◆ SHORT PROBLEM: Restate the entire listing word for word.
-----
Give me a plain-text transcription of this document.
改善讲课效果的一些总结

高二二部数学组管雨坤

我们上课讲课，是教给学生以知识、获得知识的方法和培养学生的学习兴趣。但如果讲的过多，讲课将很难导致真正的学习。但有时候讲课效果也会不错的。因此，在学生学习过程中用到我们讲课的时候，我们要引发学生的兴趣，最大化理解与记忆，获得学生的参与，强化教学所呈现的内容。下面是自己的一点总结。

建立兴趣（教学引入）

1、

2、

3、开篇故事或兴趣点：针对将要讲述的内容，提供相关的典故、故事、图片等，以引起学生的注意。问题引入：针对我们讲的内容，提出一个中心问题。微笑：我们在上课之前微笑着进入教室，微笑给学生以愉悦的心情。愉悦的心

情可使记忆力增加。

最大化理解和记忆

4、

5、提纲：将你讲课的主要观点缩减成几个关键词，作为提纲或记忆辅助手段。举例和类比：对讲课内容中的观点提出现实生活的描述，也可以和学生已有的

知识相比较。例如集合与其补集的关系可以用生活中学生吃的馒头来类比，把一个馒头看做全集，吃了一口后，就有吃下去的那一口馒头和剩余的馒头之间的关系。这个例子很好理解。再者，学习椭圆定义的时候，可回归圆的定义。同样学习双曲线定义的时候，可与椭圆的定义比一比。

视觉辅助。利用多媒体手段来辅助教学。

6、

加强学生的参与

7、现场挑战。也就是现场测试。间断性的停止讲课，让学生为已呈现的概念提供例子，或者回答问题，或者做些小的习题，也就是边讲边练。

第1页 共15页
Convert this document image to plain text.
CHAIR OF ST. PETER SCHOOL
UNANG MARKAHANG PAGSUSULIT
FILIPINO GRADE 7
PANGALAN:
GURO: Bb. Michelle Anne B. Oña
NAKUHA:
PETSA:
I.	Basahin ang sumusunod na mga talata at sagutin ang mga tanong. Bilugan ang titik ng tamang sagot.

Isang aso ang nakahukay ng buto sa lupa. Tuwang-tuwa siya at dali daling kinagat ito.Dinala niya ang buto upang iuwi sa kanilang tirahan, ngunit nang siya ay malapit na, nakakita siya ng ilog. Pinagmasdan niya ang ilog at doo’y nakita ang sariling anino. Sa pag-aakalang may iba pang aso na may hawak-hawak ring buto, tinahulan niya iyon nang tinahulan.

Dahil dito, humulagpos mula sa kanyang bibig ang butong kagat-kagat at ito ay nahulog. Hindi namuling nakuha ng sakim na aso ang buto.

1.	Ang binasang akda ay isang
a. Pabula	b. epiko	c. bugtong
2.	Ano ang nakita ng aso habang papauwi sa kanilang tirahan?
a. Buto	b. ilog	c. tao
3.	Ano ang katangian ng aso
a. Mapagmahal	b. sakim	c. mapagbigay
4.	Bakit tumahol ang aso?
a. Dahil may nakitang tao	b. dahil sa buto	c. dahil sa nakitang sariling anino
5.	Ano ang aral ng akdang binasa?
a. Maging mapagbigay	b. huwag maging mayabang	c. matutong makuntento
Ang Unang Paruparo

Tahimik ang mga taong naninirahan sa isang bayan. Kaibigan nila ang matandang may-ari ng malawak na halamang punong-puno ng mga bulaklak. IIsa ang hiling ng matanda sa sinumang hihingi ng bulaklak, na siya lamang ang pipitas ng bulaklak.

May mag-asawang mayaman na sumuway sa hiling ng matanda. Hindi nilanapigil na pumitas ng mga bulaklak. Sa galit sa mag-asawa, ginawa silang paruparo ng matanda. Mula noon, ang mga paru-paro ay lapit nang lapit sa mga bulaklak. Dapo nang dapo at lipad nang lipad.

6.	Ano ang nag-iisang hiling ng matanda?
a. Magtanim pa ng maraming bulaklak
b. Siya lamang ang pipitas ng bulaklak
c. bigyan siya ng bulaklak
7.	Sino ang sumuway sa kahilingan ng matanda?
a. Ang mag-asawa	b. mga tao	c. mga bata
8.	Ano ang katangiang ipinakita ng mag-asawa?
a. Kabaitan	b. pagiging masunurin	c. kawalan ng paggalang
-----
◆ ANSWER FOR THIS EXERCISE:
Give me a plain-text transcription of this document.
改善讲课效果的一些总结

高二二部数学组管雨坤

我们上课讲课，是教给学生以知识、获得知识的方法和培养学生的学习兴趣。但如果讲的过多，讲课将很难导致真正的学习。但有时候讲课效果也会不错的。因此，在学生学习过程中用到我们讲课的时候，我们要引发学生的兴趣，最大化理解与记忆，获得学生的参与，强化教学所呈现的内容。下面是自己的一点总结。

建立兴趣（教学引入）

1、

2、

3、开篇故事或兴趣点：针对将要讲述的内容，提供相关的典故、故事、图片等，以引起学生的注意。问题引入：针对我们讲的内容，提出一个中心问题。微笑：我们在上课之前微笑着进入教室，微笑给学生以愉悦的心情。愉悦的心

情可使记忆力增加。

最大化理解和记忆

4、

5、提纲：将你讲课的主要观点缩减成几个关键词，作为提纲或记忆辅助手段。举例和类比：对讲课内容中的观点提出现实生活的描述，也可以和学生已有的

知识相比较。例如集合与其补集的关系可以用生活中学生吃的馒头来类比，把一个馒头看做全集，吃了一口后，就有吃下去的那一口馒头和剩余的馒头之间的关系。这个例子很好理解。再者，学习椭圆定义的时候，可回归圆的定义。同样学习双曲线定义的时候，可与椭圆的定义比一比。

视觉辅助。利用多媒体手段来辅助教学。

6、

加强学生的参与

7、现场挑战。也就是现场测试。间断性的停止讲课，让学生为已呈现的概念提供例子，或者回答问题，或者做些小的习题，也就是边讲边练。

第1页 共15页
Convert this document image to plain text.
CHAIR OF ST. PETER SCHOOL
UNANG MARKAHANG PAGSUSULIT
FILIPINO GRADE 7
PANGALAN:
GURO: Bb. Michelle Anne B. Oña
NAKUHA:
PETSA:
I.	Basahin ang sumusunod na mga talata at sagutin ang mga tanong. Bilugan ang titik ng tamang sagot.

Isang aso ang nakahukay ng buto sa lupa. Tuwang-tuwa siya at dali daling kinagat ito.Dinala niya ang buto upang iuwi sa kanilang tirahan, ngunit nang siya ay malapit na, nakakita siya ng ilog. Pinagmasdan niya ang ilog at doo’y nakita ang sariling anino. Sa pag-aakalang may iba pang aso na may hawak-hawak ring buto, tinahulan niya iyon nang tinahulan.

Dahil dito, humulagpos mula sa kanyang bibig ang butong kagat-kagat at ito ay nahulog. Hindi namuling nakuha ng sakim na aso ang buto.

1.	Ang binasang akda ay isang
a. Pabula	b. epiko	c. bugtong
2.	Ano ang nakita ng aso habang papauwi sa kanilang tirahan?
a. Buto	b. ilog	c. tao
3.	Ano ang katangian ng aso
a. Mapagmahal	b. sakim	c. mapagbigay
4.	Bakit tumahol ang aso?
a. Dahil may nakitang tao	b. dahil sa buto	c. dahil sa nakitang sariling anino
5.	Ano ang aral ng akdang binasa?
a. Maging mapagbigay	b. huwag maging mayabang	c. matutong makuntento
Ang Unang Paruparo

Tahimik ang mga taong naninirahan sa isang bayan. Kaibigan nila ang matandang may-ari ng malawak na halamang punong-puno ng mga bulaklak. IIsa ang hiling ng matanda sa sinumang hihingi ng bulaklak, na siya lamang ang pipitas ng bulaklak.

May mag-asawang mayaman na sumuway sa hiling ng matanda. Hindi nilanapigil na pumitas ng mga bulaklak. Sa galit sa mag-asawa, ginawa silang paruparo ng matanda. Mula noon, ang mga paru-paro ay lapit nang lapit sa mga bulaklak. Dapo nang dapo at lipad nang lipad.

6.	Ano ang nag-iisang hiling ng matanda?
a. Magtanim pa ng maraming bulaklak
b. Siya lamang ang pipitas ng bulaklak
c. bigyan siya ng bulaklak
7.	Sino ang sumuway sa kahilingan ng matanda?
a. Ang mag-asawa	b. mga tao	c. mga bata
8.	Ano ang katangiang ipinakita ng mag-asawa?
a. Kabaitan	b. pagiging masunurin	c. kawalan ng paggalang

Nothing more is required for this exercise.